What is being asked:
Every line of the material needs an exact copy, apart from the images.
── Data supplied ──
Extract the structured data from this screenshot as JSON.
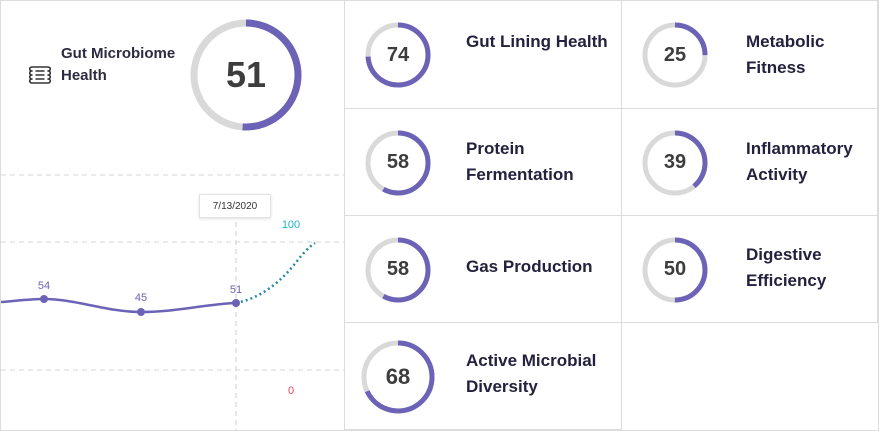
{
  "overall": {
    "title": "Gut Microbiome Health",
    "score": "51",
    "score_value": 51,
    "icon": "intestine-icon"
  },
  "trend": {
    "tooltip_date": "7/13/2020",
    "axis_top_label": "100",
    "axis_bottom_label": "0",
    "points": [
      {
        "label": "54",
        "value": 54
      },
      {
        "label": "45",
        "value": 45
      },
      {
        "label": "51",
        "value": 51
      }
    ]
  },
  "metrics": [
    {
      "label": "Gut Lining Health",
      "score": "74",
      "value": 74
    },
    {
      "label": "Metabolic Fitness",
      "score": "25",
      "value": 25
    },
    {
      "label": "Protein Fermentation",
      "score": "58",
      "value": 58
    },
    {
      "label": "Inflammatory Activity",
      "score": "39",
      "value": 39
    },
    {
      "label": "Gas Production",
      "score": "58",
      "value": 58
    },
    {
      "label": "Digestive Efficiency",
      "score": "50",
      "value": 50
    },
    {
      "label": "Active Microbial Diversity",
      "score": "68",
      "value": 68
    }
  ],
  "colors": {
    "accent": "#6c63b6",
    "track": "#d9d9d9",
    "top_label": "#22b3c4",
    "bottom_label": "#e0435f",
    "grid": "#d6d6d6"
  }
}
───
Finished task:
Extract the structured data from this screenshot as JSON.
{
  "overall": {
    "title": "Gut Microbiome Health",
    "score": "51",
    "score_value": 51,
    "icon": "intestine-icon"
  },
  "trend": {
    "tooltip_date": "7/13/2020",
    "axis_top_label": "100",
    "axis_bottom_label": "0",
    "points": [
      {
        "label": "54",
        "value": 54
      },
      {
        "label": "45",
        "value": 45
      },
      {
        "label": "51",
        "value": 51
      }
    ]
  },
  "metrics": [
    {
      "label": "Gut Lining Health",
      "score": "74",
      "value": 74
    },
    {
      "label": "Metabolic Fitness",
      "score": "25",
      "value": 25
    },
    {
      "label": "Protein Fermentation",
      "score": "58",
      "value": 58
    },
    {
      "label": "Inflammatory Activity",
      "score": "39",
      "value": 39
    },
    {
      "label": "Gas Production",
      "score": "58",
      "value": 58
    },
    {
      "label": "Digestive Efficiency",
      "score": "50",
      "value": 50
    },
    {
      "label": "Active Microbial Diversity",
      "score": "68",
      "value": 68
    }
  ],
  "colors": {
    "accent": "#6c63b6",
    "track": "#d9d9d9",
    "top_label": "#22b3c4",
    "bottom_label": "#e0435f",
    "grid": "#d6d6d6"
  }
}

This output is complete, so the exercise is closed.